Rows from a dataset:
%%

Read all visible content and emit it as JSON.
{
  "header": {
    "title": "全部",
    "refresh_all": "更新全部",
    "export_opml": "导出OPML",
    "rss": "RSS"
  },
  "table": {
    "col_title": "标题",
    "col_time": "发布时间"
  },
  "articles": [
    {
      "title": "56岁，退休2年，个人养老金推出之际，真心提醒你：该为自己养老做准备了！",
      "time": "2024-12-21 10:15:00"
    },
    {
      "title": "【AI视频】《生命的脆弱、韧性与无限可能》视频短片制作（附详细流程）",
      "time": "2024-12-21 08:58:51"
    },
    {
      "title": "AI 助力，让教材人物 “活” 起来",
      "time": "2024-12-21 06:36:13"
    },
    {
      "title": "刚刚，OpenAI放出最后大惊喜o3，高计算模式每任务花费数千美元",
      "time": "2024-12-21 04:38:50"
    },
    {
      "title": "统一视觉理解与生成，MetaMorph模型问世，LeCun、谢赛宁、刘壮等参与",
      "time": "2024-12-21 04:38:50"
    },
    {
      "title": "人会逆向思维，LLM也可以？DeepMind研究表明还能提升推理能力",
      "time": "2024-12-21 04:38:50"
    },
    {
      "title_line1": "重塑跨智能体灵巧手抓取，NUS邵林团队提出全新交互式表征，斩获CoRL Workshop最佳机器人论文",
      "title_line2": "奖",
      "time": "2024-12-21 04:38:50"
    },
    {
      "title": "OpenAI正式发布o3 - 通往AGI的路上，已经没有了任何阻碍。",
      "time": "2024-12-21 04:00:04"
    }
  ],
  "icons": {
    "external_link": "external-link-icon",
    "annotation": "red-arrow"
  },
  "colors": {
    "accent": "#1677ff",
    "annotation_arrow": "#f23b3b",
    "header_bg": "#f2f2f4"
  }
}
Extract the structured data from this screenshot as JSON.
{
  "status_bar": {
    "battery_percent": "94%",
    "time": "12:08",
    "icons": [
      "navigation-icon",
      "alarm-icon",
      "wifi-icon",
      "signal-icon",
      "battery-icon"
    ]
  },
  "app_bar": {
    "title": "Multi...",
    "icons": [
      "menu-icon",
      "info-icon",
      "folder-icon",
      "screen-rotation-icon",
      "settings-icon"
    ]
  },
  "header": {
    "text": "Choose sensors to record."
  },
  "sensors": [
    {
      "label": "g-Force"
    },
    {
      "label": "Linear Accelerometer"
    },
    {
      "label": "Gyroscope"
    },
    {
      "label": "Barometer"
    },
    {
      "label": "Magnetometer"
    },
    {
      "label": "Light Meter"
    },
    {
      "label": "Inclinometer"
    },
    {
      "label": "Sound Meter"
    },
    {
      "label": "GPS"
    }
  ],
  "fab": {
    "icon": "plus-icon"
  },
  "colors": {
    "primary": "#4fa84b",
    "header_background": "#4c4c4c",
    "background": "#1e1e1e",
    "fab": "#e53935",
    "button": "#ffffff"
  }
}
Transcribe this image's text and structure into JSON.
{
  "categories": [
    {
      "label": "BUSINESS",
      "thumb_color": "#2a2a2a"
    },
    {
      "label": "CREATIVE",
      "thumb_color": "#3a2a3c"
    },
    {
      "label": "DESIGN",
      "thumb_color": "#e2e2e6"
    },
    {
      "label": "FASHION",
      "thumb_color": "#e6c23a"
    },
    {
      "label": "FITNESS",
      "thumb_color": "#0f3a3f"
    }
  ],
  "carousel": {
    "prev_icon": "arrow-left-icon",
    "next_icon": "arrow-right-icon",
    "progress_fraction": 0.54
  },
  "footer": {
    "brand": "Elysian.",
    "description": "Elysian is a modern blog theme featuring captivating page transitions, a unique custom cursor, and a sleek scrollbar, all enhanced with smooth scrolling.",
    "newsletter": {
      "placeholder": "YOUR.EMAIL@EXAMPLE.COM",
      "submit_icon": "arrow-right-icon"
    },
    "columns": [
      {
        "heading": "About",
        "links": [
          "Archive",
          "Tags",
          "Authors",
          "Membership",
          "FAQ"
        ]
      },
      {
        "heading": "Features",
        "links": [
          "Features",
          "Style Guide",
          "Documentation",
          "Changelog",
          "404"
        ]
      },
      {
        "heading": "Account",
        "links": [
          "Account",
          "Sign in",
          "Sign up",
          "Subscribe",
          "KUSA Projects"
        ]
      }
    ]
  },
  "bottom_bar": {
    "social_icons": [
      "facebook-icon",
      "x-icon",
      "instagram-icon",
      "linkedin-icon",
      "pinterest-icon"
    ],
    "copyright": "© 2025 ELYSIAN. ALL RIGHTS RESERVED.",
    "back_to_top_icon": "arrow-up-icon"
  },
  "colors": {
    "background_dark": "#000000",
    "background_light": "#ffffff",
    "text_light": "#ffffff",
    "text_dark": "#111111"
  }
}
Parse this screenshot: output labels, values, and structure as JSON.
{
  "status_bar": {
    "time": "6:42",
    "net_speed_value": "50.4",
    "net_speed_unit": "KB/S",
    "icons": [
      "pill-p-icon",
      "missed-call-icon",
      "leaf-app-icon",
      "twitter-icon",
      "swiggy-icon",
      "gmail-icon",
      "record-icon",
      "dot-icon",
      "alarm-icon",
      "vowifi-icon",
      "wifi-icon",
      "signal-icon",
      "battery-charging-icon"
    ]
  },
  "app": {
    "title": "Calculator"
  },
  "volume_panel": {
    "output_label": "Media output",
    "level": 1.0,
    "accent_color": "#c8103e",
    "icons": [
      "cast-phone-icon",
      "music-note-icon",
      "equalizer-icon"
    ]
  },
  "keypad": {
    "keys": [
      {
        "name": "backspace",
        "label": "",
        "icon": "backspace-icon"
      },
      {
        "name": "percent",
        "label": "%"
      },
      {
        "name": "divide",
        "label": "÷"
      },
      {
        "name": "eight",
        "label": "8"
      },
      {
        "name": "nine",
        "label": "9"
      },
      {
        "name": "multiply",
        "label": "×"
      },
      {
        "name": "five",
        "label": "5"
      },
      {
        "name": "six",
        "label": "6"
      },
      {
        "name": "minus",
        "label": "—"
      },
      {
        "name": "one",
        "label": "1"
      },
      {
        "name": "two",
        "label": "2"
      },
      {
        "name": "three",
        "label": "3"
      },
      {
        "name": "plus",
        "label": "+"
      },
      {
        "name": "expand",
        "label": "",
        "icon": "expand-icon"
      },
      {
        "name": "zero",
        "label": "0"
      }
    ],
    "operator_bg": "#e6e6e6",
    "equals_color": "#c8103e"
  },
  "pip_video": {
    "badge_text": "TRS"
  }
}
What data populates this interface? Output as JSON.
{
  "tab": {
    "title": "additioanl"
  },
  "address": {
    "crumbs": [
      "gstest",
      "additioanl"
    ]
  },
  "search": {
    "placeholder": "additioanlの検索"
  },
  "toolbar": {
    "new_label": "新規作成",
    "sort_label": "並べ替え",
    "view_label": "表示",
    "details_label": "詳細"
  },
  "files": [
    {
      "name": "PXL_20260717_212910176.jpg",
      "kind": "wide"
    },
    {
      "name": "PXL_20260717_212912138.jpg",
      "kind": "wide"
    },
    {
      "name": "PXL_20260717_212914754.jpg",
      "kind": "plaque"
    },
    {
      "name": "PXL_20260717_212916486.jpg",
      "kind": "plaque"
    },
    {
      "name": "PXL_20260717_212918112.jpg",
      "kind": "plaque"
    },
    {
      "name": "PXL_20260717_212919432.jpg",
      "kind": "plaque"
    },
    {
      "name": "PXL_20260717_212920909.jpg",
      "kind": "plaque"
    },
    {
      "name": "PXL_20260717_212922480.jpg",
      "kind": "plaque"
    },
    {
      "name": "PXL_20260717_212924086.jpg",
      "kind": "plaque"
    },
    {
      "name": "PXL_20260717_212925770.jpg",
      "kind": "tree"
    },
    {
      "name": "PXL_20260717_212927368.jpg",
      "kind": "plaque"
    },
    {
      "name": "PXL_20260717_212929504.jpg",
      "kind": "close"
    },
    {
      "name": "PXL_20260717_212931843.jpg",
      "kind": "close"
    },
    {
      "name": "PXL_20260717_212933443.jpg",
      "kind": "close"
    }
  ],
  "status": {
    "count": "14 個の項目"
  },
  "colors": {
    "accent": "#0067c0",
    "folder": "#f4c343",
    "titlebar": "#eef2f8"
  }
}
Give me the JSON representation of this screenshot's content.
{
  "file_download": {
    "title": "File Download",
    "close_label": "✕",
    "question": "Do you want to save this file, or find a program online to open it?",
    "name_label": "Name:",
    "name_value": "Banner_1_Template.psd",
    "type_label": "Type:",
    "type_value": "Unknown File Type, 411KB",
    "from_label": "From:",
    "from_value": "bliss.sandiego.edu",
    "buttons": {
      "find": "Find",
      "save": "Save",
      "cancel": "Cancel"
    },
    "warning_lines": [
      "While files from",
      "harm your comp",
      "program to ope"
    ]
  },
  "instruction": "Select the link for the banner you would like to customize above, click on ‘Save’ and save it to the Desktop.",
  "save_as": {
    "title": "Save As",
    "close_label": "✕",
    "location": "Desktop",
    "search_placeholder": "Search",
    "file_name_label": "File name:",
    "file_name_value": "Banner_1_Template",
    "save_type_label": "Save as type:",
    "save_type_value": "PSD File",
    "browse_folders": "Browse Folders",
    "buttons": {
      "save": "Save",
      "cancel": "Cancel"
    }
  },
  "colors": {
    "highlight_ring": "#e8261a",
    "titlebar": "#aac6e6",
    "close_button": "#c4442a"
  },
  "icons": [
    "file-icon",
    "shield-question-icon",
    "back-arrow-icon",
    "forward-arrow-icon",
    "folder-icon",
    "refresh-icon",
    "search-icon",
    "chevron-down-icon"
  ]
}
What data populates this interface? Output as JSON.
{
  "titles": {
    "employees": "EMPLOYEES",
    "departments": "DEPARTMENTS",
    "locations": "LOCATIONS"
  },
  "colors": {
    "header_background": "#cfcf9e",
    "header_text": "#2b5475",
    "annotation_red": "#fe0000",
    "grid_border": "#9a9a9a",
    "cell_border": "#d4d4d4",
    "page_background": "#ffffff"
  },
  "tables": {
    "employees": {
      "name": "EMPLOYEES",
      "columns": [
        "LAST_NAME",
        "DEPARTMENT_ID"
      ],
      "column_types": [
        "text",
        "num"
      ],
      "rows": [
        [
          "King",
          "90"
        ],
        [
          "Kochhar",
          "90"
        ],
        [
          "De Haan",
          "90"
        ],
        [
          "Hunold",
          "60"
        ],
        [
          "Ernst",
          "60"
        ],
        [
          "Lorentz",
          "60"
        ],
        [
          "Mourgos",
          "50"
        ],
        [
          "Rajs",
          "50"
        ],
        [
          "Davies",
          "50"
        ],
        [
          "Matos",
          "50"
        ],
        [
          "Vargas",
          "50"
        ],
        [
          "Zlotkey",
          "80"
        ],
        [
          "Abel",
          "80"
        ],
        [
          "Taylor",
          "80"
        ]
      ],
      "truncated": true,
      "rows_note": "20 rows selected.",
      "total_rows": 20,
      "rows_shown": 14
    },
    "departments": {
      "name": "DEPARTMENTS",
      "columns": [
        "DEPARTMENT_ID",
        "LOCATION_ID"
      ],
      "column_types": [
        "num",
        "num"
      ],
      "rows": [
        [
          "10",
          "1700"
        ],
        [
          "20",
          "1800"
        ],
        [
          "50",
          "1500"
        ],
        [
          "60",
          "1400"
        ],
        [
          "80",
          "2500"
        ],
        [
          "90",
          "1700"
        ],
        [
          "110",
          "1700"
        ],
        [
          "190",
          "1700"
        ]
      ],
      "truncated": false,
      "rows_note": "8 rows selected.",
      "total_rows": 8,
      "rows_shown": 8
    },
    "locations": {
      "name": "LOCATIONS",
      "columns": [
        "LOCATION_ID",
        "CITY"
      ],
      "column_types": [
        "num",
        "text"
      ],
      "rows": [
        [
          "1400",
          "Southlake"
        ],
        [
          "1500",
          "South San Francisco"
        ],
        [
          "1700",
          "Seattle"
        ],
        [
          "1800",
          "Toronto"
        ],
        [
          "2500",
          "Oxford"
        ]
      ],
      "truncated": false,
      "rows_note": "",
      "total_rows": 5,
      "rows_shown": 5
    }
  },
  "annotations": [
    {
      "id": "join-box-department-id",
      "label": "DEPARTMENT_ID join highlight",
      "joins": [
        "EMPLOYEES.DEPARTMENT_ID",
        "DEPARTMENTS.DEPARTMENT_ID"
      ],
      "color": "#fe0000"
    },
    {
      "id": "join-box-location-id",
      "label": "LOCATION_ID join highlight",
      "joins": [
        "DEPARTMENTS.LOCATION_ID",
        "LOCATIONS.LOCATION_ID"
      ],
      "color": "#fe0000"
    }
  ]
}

%%

**PROBLEM STATEMENT:** Copy each line holding the word "backspace" from the listing above.

**TASK RESPONSE:**
        "name": "backspace",
        "icon": "backspace-icon"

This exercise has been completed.